• REQUIREMENT: Leave out the pictures and return every entry exactly as it appears.

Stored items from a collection
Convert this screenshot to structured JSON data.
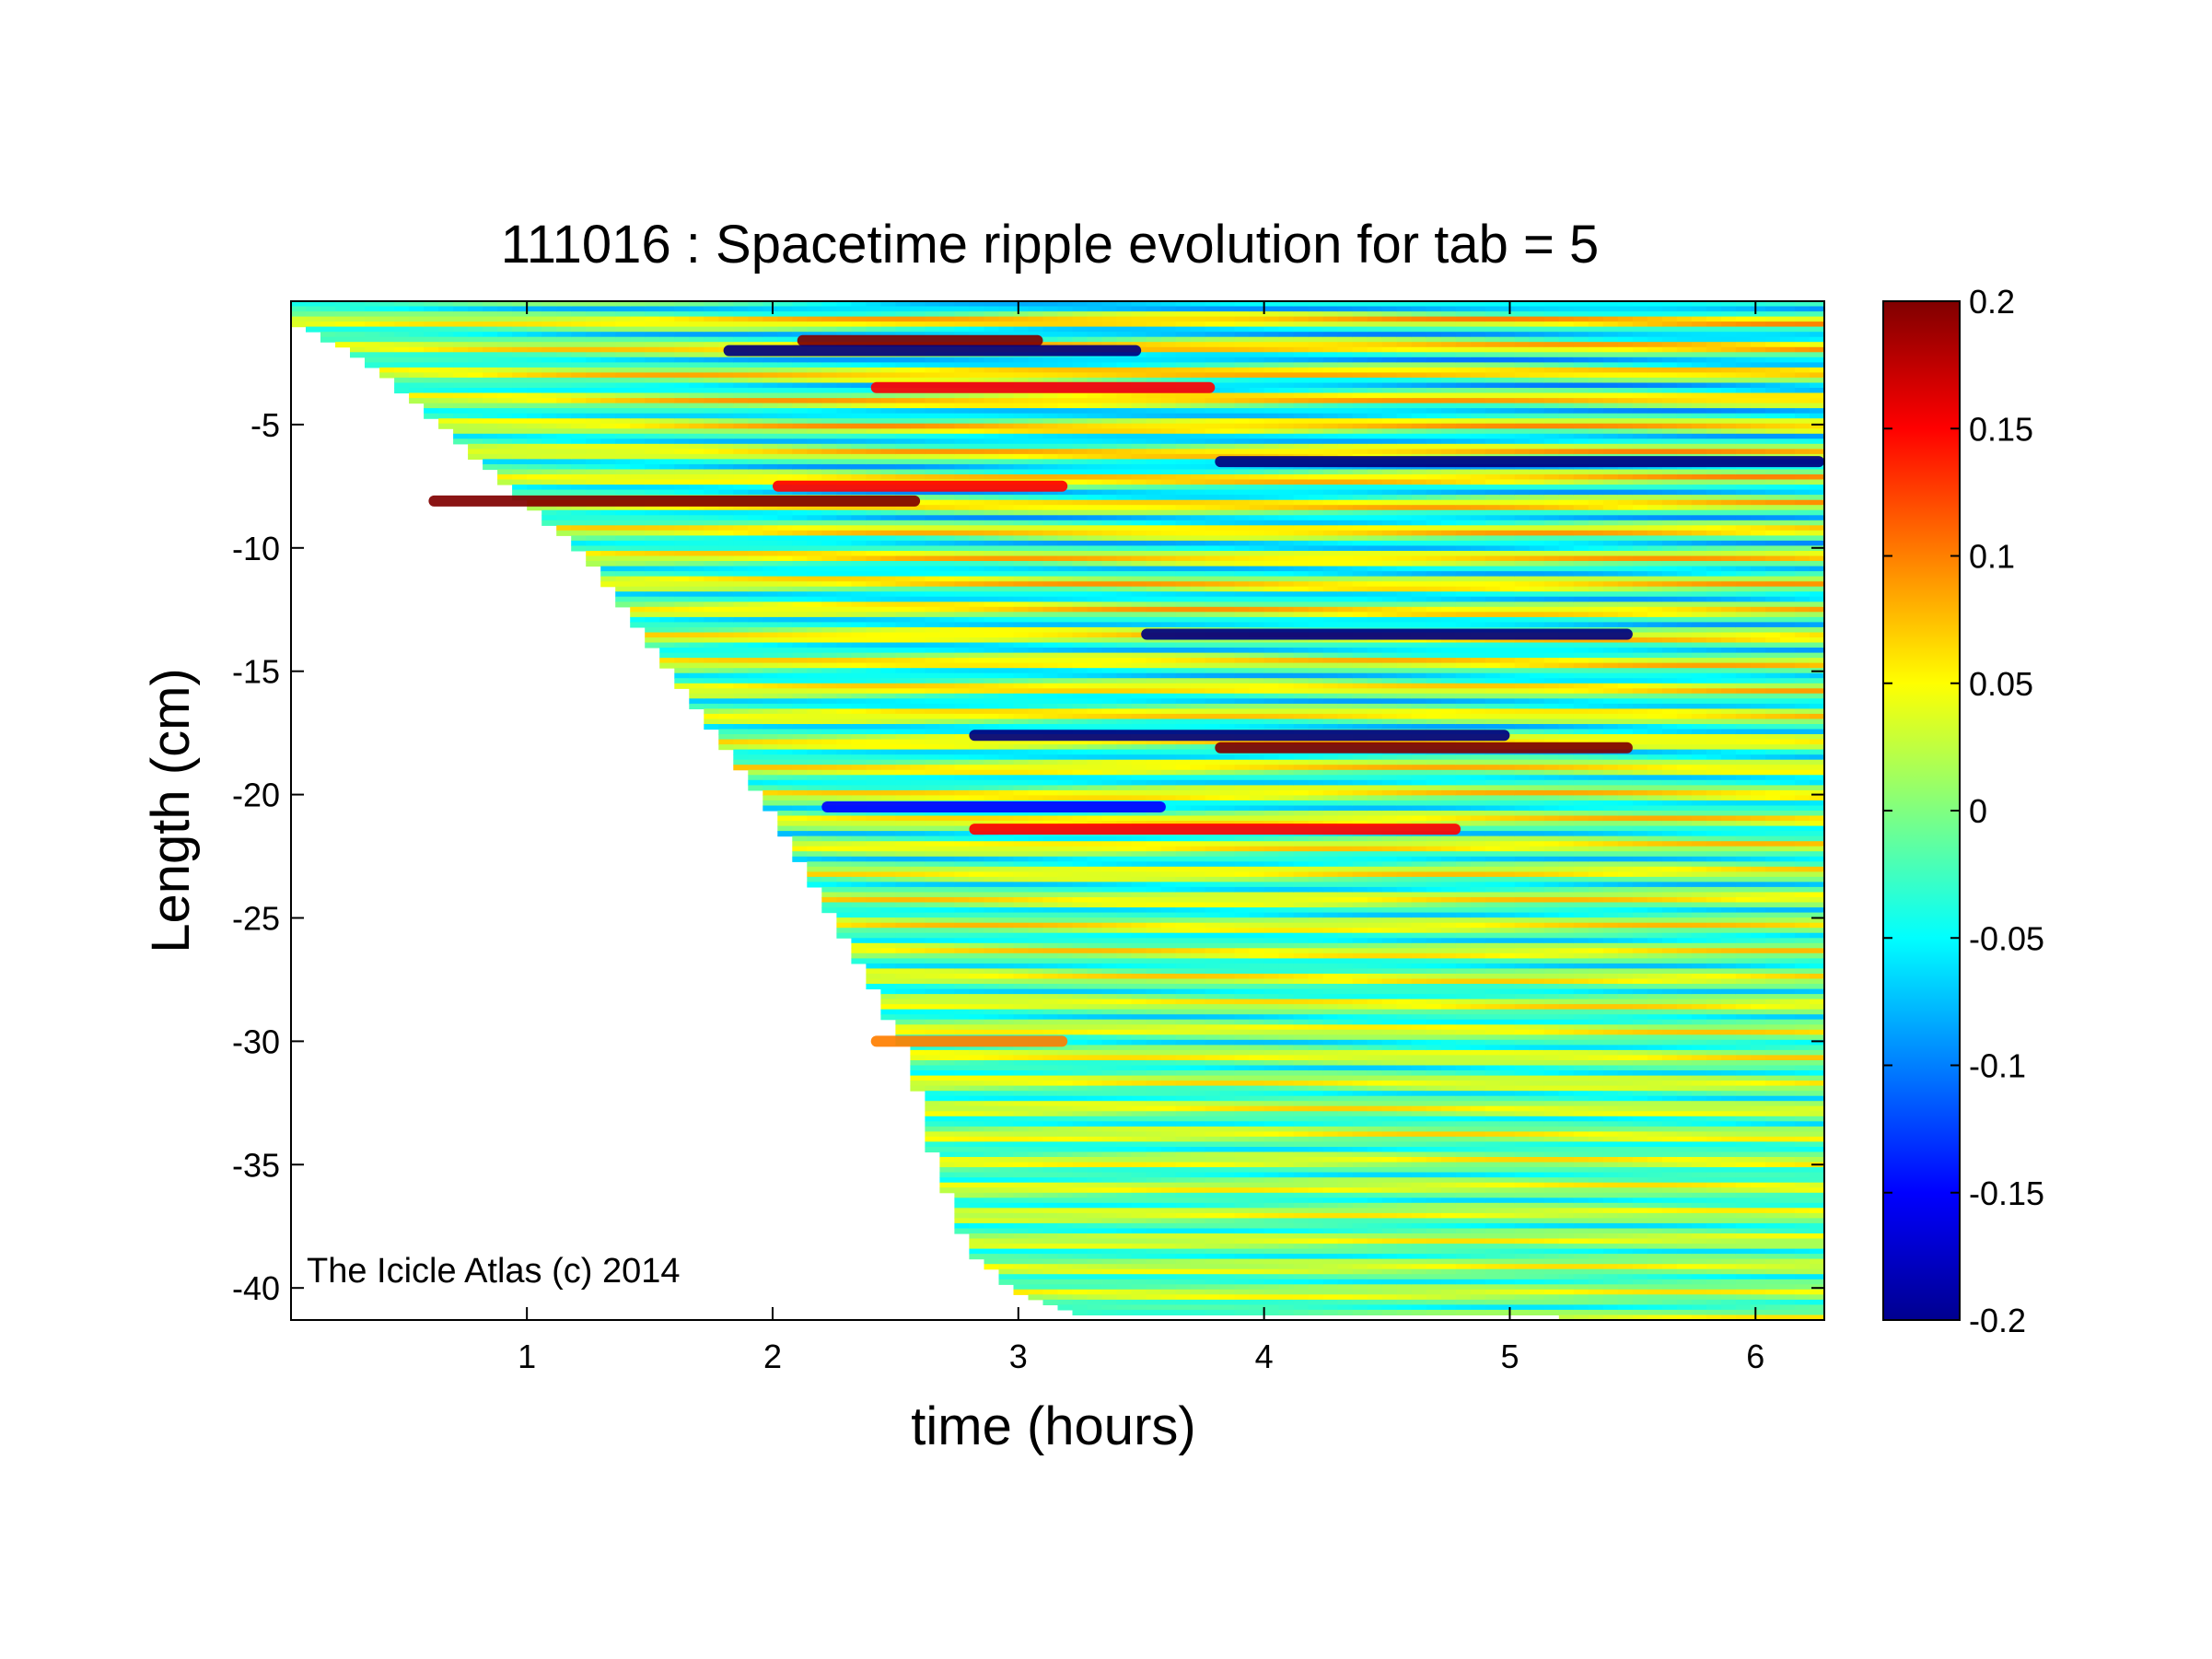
{
  "chart_data": {
    "type": "heatmap",
    "title": "111016 : Spacetime ripple evolution for tab = 5",
    "xlabel": "time (hours)",
    "ylabel": "Length (cm)",
    "xlim": [
      0.04,
      6.28
    ],
    "ylim": [
      -41.3,
      0
    ],
    "x_ticks": [
      1,
      2,
      3,
      4,
      5,
      6
    ],
    "x_tick_labels": [
      "1",
      "2",
      "3",
      "4",
      "5",
      "6"
    ],
    "y_ticks": [
      -5,
      -10,
      -15,
      -20,
      -25,
      -30,
      -35,
      -40
    ],
    "y_tick_labels": [
      "-5",
      "-10",
      "-15",
      "-20",
      "-25",
      "-30",
      "-35",
      "-40"
    ],
    "colorbar": {
      "colormap": "jet",
      "range": [
        -0.2,
        0.2
      ],
      "ticks": [
        0.2,
        0.15,
        0.1,
        0.05,
        0,
        -0.05,
        -0.1,
        -0.15,
        -0.2
      ],
      "tick_labels": [
        "0.2",
        "0.15",
        "0.1",
        "0.05",
        "0",
        "-0.05",
        "-0.1",
        "-0.15",
        "-0.2"
      ]
    },
    "growth_front": [
      {
        "t": 0.04,
        "length": -0.8
      },
      {
        "t": 0.35,
        "length": -2.5
      },
      {
        "t": 0.7,
        "length": -5.5
      },
      {
        "t": 1.25,
        "length": -10.5
      },
      {
        "t": 1.95,
        "length": -20.0
      },
      {
        "t": 2.3,
        "length": -26.0
      },
      {
        "t": 2.55,
        "length": -30.5
      },
      {
        "t": 2.65,
        "length": -34.5
      },
      {
        "t": 2.8,
        "length": -38.5
      },
      {
        "t": 3.0,
        "length": -40.2
      },
      {
        "t": 3.2,
        "length": -41.0
      },
      {
        "t": 6.28,
        "length": -41.3
      }
    ],
    "strong_ripples": [
      {
        "length": -1.6,
        "value": 0.2,
        "t_start": 2.1,
        "t_end": 3.1
      },
      {
        "length": -2.0,
        "value": -0.2,
        "t_start": 1.8,
        "t_end": 3.5
      },
      {
        "length": -3.5,
        "value": 0.15,
        "t_start": 2.4,
        "t_end": 3.8
      },
      {
        "length": -6.5,
        "value": -0.2,
        "t_start": 3.8,
        "t_end": 6.28
      },
      {
        "length": -7.5,
        "value": 0.15,
        "t_start": 2.0,
        "t_end": 3.2
      },
      {
        "length": -8.1,
        "value": 0.2,
        "t_start": 0.6,
        "t_end": 2.6
      },
      {
        "length": -13.5,
        "value": -0.2,
        "t_start": 3.5,
        "t_end": 5.5
      },
      {
        "length": -17.6,
        "value": -0.2,
        "t_start": 2.8,
        "t_end": 5.0
      },
      {
        "length": -18.1,
        "value": 0.2,
        "t_start": 3.8,
        "t_end": 5.5
      },
      {
        "length": -20.5,
        "value": -0.15,
        "t_start": 2.2,
        "t_end": 3.6
      },
      {
        "length": -21.4,
        "value": 0.15,
        "t_start": 2.8,
        "t_end": 4.8
      },
      {
        "length": -30.0,
        "value": 0.1,
        "t_start": 2.4,
        "t_end": 3.2
      }
    ],
    "watermark": "The Icicle Atlas (c) 2014"
  },
  "colors": {
    "jet_min": "#00008f",
    "jet_zero": "#80ff80",
    "jet_max": "#800000",
    "axes": "#000000",
    "background": "#ffffff"
  }
}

• COMPLETE RESPONSE:
Convert this screenshot to structured JSON data.
{
  "chart_data": {
    "type": "heatmap",
    "title": "111016 : Spacetime ripple evolution for tab = 5",
    "xlabel": "time (hours)",
    "ylabel": "Length (cm)",
    "xlim": [
      0.04,
      6.28
    ],
    "ylim": [
      -41.3,
      0
    ],
    "x_ticks": [
      1,
      2,
      3,
      4,
      5,
      6
    ],
    "x_tick_labels": [
      "1",
      "2",
      "3",
      "4",
      "5",
      "6"
    ],
    "y_ticks": [
      -5,
      -10,
      -15,
      -20,
      -25,
      -30,
      -35,
      -40
    ],
    "y_tick_labels": [
      "-5",
      "-10",
      "-15",
      "-20",
      "-25",
      "-30",
      "-35",
      "-40"
    ],
    "colorbar": {
      "colormap": "jet",
      "range": [
        -0.2,
        0.2
      ],
      "ticks": [
        0.2,
        0.15,
        0.1,
        0.05,
        0,
        -0.05,
        -0.1,
        -0.15,
        -0.2
      ],
      "tick_labels": [
        "0.2",
        "0.15",
        "0.1",
        "0.05",
        "0",
        "-0.05",
        "-0.1",
        "-0.15",
        "-0.2"
      ]
    },
    "growth_front": [
      {
        "t": 0.04,
        "length": -0.8
      },
      {
        "t": 0.35,
        "length": -2.5
      },
      {
        "t": 0.7,
        "length": -5.5
      },
      {
        "t": 1.25,
        "length": -10.5
      },
      {
        "t": 1.95,
        "length": -20.0
      },
      {
        "t": 2.3,
        "length": -26.0
      },
      {
        "t": 2.55,
        "length": -30.5
      },
      {
        "t": 2.65,
        "length": -34.5
      },
      {
        "t": 2.8,
        "length": -38.5
      },
      {
        "t": 3.0,
        "length": -40.2
      },
      {
        "t": 3.2,
        "length": -41.0
      },
      {
        "t": 6.28,
        "length": -41.3
      }
    ],
    "strong_ripples": [
      {
        "length": -1.6,
        "value": 0.2,
        "t_start": 2.1,
        "t_end": 3.1
      },
      {
        "length": -2.0,
        "value": -0.2,
        "t_start": 1.8,
        "t_end": 3.5
      },
      {
        "length": -3.5,
        "value": 0.15,
        "t_start": 2.4,
        "t_end": 3.8
      },
      {
        "length": -6.5,
        "value": -0.2,
        "t_start": 3.8,
        "t_end": 6.28
      },
      {
        "length": -7.5,
        "value": 0.15,
        "t_start": 2.0,
        "t_end": 3.2
      },
      {
        "length": -8.1,
        "value": 0.2,
        "t_start": 0.6,
        "t_end": 2.6
      },
      {
        "length": -13.5,
        "value": -0.2,
        "t_start": 3.5,
        "t_end": 5.5
      },
      {
        "length": -17.6,
        "value": -0.2,
        "t_start": 2.8,
        "t_end": 5.0
      },
      {
        "length": -18.1,
        "value": 0.2,
        "t_start": 3.8,
        "t_end": 5.5
      },
      {
        "length": -20.5,
        "value": -0.15,
        "t_start": 2.2,
        "t_end": 3.6
      },
      {
        "length": -21.4,
        "value": 0.15,
        "t_start": 2.8,
        "t_end": 4.8
      },
      {
        "length": -30.0,
        "value": 0.1,
        "t_start": 2.4,
        "t_end": 3.2
      }
    ],
    "watermark": "The Icicle Atlas (c) 2014"
  },
  "colors": {
    "jet_min": "#00008f",
    "jet_zero": "#80ff80",
    "jet_max": "#800000",
    "axes": "#000000",
    "background": "#ffffff"
  }
}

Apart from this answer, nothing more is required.